--- begin ---
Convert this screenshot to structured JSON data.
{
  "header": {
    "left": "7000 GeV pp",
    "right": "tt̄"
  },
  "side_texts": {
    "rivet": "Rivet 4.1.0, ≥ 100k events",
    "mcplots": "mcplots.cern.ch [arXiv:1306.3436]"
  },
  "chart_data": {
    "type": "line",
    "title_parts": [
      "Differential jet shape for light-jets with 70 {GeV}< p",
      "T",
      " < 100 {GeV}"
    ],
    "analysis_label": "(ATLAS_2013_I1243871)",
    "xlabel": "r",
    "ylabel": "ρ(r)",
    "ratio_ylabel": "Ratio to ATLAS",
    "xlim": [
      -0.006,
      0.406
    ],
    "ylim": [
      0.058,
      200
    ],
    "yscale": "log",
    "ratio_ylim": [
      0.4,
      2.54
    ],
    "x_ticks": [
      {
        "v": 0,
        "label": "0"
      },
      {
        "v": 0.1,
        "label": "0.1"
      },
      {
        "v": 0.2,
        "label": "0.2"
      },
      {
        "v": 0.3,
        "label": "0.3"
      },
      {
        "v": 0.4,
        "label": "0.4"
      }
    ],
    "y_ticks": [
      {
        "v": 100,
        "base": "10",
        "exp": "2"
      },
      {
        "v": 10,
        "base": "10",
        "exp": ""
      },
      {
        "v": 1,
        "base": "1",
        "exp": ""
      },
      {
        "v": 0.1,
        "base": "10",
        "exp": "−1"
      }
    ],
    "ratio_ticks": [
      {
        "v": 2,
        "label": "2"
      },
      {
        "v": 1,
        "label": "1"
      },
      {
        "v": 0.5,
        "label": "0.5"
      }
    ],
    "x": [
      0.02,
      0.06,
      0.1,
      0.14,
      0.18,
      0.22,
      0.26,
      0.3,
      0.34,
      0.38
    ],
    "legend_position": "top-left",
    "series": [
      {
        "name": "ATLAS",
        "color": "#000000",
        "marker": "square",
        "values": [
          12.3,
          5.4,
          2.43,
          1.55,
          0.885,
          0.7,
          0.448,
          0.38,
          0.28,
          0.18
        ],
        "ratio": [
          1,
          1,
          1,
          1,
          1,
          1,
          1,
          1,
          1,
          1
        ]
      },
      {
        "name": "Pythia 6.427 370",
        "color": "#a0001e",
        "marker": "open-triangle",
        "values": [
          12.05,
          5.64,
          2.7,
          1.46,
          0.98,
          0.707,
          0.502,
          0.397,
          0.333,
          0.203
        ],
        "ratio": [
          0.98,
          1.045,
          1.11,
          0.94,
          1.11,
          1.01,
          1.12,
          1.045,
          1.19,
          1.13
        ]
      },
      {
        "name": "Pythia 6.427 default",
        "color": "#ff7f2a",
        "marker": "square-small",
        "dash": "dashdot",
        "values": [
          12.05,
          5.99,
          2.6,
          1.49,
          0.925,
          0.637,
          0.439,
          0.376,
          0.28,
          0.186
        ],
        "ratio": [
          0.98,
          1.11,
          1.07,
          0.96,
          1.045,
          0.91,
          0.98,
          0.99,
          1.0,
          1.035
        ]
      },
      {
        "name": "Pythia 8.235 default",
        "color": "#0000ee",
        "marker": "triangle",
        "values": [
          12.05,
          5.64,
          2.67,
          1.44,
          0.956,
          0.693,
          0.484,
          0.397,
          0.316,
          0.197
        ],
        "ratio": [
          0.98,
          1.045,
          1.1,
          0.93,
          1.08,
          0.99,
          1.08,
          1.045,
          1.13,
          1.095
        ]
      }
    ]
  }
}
--- end ---
_Exercise objective_: Could you quote the material above in full, exactly as it stands?

_Expected output_:
Convert this screenshot to structured JSON data.
{
  "header": {
    "left": "7000 GeV pp",
    "right": "tt̄"
  },
  "side_texts": {
    "rivet": "Rivet 4.1.0, ≥ 100k events",
    "mcplots": "mcplots.cern.ch [arXiv:1306.3436]"
  },
  "chart_data": {
    "type": "line",
    "title_parts": [
      "Differential jet shape for light-jets with 70 {GeV}< p",
      "T",
      " < 100 {GeV}"
    ],
    "analysis_label": "(ATLAS_2013_I1243871)",
    "xlabel": "r",
    "ylabel": "ρ(r)",
    "ratio_ylabel": "Ratio to ATLAS",
    "xlim": [
      -0.006,
      0.406
    ],
    "ylim": [
      0.058,
      200
    ],
    "yscale": "log",
    "ratio_ylim": [
      0.4,
      2.54
    ],
    "x_ticks": [
      {
        "v": 0,
        "label": "0"
      },
      {
        "v": 0.1,
        "label": "0.1"
      },
      {
        "v": 0.2,
        "label": "0.2"
      },
      {
        "v": 0.3,
        "label": "0.3"
      },
      {
        "v": 0.4,
        "label": "0.4"
      }
    ],
    "y_ticks": [
      {
        "v": 100,
        "base": "10",
        "exp": "2"
      },
      {
        "v": 10,
        "base": "10",
        "exp": ""
      },
      {
        "v": 1,
        "base": "1",
        "exp": ""
      },
      {
        "v": 0.1,
        "base": "10",
        "exp": "−1"
      }
    ],
    "ratio_ticks": [
      {
        "v": 2,
        "label": "2"
      },
      {
        "v": 1,
        "label": "1"
      },
      {
        "v": 0.5,
        "label": "0.5"
      }
    ],
    "x": [
      0.02,
      0.06,
      0.1,
      0.14,
      0.18,
      0.22,
      0.26,
      0.3,
      0.34,
      0.38
    ],
    "legend_position": "top-left",
    "series": [
      {
        "name": "ATLAS",
        "color": "#000000",
        "marker": "square",
        "values": [
          12.3,
          5.4,
          2.43,
          1.55,
          0.885,
          0.7,
          0.448,
          0.38,
          0.28,
          0.18
        ],
        "ratio": [
          1,
          1,
          1,
          1,
          1,
          1,
          1,
          1,
          1,
          1
        ]
      },
      {
        "name": "Pythia 6.427 370",
        "color": "#a0001e",
        "marker": "open-triangle",
        "values": [
          12.05,
          5.64,
          2.7,
          1.46,
          0.98,
          0.707,
          0.502,
          0.397,
          0.333,
          0.203
        ],
        "ratio": [
          0.98,
          1.045,
          1.11,
          0.94,
          1.11,
          1.01,
          1.12,
          1.045,
          1.19,
          1.13
        ]
      },
      {
        "name": "Pythia 6.427 default",
        "color": "#ff7f2a",
        "marker": "square-small",
        "dash": "dashdot",
        "values": [
          12.05,
          5.99,
          2.6,
          1.49,
          0.925,
          0.637,
          0.439,
          0.376,
          0.28,
          0.186
        ],
        "ratio": [
          0.98,
          1.11,
          1.07,
          0.96,
          1.045,
          0.91,
          0.98,
          0.99,
          1.0,
          1.035
        ]
      },
      {
        "name": "Pythia 8.235 default",
        "color": "#0000ee",
        "marker": "triangle",
        "values": [
          12.05,
          5.64,
          2.67,
          1.44,
          0.956,
          0.693,
          0.484,
          0.397,
          0.316,
          0.197
        ],
        "ratio": [
          0.98,
          1.045,
          1.1,
          0.93,
          1.08,
          0.99,
          1.08,
          1.045,
          1.13,
          1.095
        ]
      }
    ]
  }
}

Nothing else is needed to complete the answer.